# Written instruction
Copy each line of the material below that includes the string "Netherby".

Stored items
----

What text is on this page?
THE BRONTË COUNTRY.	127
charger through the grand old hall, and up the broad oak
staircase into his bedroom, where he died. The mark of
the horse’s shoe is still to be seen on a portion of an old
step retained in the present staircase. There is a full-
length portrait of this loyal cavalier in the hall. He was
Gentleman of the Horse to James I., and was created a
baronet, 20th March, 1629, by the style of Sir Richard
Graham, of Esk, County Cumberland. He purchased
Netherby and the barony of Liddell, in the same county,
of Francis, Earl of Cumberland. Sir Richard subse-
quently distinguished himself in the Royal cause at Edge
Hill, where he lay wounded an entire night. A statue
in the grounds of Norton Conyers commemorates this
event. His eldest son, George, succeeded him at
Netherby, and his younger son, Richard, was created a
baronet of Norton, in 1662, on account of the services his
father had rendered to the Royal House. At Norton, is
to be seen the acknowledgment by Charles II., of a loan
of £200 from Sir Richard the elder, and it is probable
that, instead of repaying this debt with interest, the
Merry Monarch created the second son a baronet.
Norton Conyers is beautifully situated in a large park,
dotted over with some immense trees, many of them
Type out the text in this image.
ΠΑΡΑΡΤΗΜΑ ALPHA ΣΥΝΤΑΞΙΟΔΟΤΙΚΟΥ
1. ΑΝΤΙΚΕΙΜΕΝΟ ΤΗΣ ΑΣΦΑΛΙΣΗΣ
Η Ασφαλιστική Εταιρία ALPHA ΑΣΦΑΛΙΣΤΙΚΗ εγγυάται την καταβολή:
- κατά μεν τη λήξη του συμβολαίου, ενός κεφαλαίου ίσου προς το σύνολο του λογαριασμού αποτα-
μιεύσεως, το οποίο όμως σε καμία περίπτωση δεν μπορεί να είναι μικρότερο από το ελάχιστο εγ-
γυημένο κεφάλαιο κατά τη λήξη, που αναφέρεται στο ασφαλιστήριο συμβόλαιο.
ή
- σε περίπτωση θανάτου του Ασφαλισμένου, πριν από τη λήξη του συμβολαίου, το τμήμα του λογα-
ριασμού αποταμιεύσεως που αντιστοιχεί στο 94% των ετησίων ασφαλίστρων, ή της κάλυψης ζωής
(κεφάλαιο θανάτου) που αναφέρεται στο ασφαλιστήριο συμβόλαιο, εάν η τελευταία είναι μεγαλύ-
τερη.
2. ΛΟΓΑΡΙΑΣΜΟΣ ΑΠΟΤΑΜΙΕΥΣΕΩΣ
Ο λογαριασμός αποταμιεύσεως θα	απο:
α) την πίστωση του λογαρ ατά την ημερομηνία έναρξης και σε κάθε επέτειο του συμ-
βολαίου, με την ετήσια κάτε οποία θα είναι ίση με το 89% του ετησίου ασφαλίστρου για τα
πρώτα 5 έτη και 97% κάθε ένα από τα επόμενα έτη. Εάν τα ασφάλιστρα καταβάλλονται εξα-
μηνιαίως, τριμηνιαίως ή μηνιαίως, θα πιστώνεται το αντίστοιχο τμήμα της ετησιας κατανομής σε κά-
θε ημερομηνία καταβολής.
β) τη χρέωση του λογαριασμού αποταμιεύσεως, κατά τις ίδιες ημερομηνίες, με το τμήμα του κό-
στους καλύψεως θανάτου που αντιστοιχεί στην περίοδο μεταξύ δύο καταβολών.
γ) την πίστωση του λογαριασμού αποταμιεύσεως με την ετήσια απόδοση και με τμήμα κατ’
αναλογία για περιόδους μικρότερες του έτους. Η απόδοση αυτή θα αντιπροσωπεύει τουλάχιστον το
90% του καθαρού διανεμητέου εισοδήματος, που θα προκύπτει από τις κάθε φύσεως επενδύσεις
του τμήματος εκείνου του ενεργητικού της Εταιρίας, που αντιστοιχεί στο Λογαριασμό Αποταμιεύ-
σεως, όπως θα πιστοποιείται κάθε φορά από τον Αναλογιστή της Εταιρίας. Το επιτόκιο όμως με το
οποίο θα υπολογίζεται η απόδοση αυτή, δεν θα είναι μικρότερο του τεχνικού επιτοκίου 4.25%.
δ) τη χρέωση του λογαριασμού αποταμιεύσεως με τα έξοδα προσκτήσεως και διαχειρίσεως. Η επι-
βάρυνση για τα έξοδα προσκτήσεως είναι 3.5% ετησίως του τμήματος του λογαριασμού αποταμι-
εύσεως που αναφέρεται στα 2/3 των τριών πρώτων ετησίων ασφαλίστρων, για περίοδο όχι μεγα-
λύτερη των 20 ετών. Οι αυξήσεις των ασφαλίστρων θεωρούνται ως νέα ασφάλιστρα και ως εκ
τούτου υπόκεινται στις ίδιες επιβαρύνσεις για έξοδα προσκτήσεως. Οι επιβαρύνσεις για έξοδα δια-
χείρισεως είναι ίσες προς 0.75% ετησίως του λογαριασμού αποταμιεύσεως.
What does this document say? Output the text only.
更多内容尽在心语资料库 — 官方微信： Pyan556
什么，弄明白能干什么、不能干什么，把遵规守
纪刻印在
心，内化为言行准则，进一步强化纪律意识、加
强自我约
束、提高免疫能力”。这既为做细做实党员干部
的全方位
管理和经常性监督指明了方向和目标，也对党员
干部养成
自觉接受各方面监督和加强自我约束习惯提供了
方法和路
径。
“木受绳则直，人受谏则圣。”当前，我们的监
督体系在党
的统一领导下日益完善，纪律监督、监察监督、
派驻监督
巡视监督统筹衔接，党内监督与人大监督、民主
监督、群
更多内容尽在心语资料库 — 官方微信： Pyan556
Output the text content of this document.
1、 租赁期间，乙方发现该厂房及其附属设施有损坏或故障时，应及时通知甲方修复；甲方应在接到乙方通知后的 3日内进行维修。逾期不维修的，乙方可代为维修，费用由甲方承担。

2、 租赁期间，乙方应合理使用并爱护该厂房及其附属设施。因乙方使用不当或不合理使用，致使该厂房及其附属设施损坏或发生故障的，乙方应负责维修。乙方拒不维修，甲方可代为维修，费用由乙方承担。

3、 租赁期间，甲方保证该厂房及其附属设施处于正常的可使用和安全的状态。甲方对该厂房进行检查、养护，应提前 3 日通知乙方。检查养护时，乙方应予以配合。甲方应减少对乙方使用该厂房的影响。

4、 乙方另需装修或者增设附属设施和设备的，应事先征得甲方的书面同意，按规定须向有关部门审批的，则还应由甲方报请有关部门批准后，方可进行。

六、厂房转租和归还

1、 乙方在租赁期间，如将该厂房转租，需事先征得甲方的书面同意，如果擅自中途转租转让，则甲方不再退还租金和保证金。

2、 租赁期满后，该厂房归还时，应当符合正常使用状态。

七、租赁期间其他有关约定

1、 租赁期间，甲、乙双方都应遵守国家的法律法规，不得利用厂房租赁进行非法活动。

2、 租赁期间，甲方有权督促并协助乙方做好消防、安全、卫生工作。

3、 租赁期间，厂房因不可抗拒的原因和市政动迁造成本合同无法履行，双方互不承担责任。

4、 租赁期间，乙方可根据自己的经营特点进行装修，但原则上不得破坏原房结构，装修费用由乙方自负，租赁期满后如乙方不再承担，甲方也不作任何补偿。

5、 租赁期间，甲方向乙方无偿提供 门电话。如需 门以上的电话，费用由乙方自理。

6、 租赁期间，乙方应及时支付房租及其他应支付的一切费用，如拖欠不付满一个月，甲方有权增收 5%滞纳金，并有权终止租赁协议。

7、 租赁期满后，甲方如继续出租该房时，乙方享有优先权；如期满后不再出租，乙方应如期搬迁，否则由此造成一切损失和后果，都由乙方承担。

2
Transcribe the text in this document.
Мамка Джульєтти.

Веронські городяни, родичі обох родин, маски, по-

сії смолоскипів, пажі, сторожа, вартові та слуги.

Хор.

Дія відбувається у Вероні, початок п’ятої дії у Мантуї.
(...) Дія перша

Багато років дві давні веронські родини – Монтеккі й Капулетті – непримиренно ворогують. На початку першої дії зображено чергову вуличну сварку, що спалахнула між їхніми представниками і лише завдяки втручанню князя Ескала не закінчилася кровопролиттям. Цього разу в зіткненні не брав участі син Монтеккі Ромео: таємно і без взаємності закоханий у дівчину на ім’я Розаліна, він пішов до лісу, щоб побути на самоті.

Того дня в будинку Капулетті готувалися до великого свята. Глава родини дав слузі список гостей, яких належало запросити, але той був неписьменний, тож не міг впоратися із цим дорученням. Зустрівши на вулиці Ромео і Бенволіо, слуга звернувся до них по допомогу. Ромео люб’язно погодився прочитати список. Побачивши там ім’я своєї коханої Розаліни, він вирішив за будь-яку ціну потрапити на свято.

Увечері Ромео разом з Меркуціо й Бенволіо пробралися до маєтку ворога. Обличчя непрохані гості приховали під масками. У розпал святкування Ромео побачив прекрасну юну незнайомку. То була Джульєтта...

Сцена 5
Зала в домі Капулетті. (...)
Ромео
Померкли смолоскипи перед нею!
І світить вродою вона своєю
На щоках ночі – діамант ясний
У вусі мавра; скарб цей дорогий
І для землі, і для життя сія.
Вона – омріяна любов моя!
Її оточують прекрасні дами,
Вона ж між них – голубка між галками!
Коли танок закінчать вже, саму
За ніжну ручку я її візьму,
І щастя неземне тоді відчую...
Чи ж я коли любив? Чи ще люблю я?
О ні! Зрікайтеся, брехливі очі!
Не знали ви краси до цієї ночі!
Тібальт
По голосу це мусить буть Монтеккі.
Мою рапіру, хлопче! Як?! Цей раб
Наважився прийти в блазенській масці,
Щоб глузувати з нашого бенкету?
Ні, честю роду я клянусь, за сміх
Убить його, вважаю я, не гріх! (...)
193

----

# Problem solution
Netherby and the barony of Liddell, in the same county,
Netherby, and his younger son, Richard, was created a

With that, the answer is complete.